▸ **TO DO**
Check each line below for "this" and report how many have it, nothing else.

"""

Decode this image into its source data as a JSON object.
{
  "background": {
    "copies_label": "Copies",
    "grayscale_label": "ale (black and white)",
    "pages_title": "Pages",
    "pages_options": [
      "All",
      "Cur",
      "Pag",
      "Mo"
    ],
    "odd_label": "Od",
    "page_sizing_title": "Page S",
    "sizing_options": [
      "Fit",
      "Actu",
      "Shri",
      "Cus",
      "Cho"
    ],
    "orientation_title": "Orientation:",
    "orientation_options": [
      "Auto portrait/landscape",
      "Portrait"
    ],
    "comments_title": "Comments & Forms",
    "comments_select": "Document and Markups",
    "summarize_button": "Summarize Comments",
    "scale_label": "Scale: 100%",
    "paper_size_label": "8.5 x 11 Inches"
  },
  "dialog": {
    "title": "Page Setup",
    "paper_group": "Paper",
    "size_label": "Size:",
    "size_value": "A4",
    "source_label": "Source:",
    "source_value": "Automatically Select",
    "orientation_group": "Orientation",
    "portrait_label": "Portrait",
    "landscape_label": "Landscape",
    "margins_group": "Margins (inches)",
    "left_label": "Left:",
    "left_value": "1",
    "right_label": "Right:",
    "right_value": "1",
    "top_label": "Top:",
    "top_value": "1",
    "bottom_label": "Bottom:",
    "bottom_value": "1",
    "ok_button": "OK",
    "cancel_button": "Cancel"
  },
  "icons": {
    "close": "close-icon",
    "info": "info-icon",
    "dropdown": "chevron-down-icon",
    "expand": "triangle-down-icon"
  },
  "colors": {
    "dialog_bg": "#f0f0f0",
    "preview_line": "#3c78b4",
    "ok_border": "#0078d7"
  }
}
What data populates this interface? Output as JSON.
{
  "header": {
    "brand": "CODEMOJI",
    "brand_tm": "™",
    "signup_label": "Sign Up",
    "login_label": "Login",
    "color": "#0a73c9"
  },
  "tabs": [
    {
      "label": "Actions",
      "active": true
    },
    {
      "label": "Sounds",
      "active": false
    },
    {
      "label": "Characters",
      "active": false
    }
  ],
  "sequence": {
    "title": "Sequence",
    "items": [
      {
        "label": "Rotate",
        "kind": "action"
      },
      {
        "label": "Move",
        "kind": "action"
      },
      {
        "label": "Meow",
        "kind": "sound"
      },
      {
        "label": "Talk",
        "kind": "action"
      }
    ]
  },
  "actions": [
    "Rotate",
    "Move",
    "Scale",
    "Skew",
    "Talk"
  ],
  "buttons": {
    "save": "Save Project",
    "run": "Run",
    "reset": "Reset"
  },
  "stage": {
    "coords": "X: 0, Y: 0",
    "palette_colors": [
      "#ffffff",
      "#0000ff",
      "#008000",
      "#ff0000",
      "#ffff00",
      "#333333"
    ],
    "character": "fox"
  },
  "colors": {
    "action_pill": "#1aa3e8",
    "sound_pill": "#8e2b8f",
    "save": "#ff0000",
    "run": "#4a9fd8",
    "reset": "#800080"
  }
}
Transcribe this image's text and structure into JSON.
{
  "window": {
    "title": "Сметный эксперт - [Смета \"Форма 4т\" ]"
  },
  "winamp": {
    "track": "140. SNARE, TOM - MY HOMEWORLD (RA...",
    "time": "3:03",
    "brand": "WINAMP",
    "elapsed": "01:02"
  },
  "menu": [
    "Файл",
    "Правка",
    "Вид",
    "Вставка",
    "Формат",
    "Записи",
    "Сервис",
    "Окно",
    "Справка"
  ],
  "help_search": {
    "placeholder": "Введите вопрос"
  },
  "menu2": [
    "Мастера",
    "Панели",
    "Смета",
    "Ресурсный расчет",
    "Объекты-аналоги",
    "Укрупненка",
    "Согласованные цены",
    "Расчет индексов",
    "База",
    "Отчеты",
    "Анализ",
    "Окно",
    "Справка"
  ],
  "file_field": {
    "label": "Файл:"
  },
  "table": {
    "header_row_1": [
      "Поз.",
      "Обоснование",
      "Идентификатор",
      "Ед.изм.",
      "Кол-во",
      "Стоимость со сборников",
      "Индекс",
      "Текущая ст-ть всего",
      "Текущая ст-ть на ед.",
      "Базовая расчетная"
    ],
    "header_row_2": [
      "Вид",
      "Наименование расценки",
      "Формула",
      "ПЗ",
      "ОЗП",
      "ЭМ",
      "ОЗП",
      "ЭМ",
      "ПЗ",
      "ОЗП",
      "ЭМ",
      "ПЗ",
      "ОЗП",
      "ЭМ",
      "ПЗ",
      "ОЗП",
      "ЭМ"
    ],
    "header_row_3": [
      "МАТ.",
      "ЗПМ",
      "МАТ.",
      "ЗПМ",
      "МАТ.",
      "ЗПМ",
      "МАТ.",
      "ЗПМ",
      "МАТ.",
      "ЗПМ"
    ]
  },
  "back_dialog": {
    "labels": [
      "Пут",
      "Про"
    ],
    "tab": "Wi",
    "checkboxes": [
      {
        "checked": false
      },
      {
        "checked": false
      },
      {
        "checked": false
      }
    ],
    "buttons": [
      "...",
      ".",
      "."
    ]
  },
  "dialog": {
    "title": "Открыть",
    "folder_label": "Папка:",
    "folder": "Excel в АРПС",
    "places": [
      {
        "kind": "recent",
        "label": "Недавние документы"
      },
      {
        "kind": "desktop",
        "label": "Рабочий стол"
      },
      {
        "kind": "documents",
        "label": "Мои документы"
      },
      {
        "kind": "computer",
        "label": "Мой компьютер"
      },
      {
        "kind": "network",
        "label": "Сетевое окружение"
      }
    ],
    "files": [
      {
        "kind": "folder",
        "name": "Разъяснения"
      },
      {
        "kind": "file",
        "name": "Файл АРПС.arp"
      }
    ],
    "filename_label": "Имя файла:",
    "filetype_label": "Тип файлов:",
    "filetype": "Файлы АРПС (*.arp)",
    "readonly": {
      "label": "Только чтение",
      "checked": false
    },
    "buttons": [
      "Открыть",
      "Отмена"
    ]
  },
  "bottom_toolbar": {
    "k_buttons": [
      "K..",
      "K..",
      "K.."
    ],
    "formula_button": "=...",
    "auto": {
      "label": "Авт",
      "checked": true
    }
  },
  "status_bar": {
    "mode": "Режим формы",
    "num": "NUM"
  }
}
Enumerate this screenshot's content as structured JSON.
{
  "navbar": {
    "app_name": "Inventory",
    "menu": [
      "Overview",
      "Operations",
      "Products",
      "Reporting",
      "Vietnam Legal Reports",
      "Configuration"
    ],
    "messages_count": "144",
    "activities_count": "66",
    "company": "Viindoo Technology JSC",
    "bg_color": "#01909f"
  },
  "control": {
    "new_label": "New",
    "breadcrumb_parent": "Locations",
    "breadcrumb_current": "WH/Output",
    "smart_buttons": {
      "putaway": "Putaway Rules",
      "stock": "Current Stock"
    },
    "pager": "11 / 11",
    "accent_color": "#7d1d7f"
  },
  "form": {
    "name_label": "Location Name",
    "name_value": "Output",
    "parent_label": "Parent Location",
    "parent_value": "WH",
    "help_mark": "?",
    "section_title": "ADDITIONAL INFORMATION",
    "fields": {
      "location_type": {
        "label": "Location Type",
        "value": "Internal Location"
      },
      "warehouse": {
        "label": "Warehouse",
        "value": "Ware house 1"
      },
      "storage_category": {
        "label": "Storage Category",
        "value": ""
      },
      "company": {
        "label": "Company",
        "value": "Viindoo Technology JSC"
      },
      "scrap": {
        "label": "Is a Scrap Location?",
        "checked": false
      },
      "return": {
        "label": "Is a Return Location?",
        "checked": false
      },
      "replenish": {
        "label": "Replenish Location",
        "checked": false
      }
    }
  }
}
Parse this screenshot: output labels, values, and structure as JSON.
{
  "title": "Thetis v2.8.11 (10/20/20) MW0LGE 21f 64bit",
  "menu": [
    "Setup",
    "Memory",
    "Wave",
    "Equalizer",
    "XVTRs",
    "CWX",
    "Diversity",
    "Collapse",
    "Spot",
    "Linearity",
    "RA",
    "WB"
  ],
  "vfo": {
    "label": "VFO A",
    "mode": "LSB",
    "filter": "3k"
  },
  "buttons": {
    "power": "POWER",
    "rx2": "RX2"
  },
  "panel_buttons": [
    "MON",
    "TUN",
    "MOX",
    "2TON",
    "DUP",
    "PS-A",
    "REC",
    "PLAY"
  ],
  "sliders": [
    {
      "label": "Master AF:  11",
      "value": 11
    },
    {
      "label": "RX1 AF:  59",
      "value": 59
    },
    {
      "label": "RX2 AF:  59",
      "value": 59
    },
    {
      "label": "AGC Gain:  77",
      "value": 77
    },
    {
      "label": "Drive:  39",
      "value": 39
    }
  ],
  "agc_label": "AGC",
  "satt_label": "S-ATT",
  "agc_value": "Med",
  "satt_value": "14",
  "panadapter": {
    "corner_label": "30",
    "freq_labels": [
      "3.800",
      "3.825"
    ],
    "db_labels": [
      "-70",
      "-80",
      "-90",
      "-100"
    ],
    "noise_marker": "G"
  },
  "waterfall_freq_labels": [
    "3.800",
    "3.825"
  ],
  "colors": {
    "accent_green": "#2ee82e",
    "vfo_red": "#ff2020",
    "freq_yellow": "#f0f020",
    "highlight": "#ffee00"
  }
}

"""

▸ **ANSWER TO THE PROBLEM**
5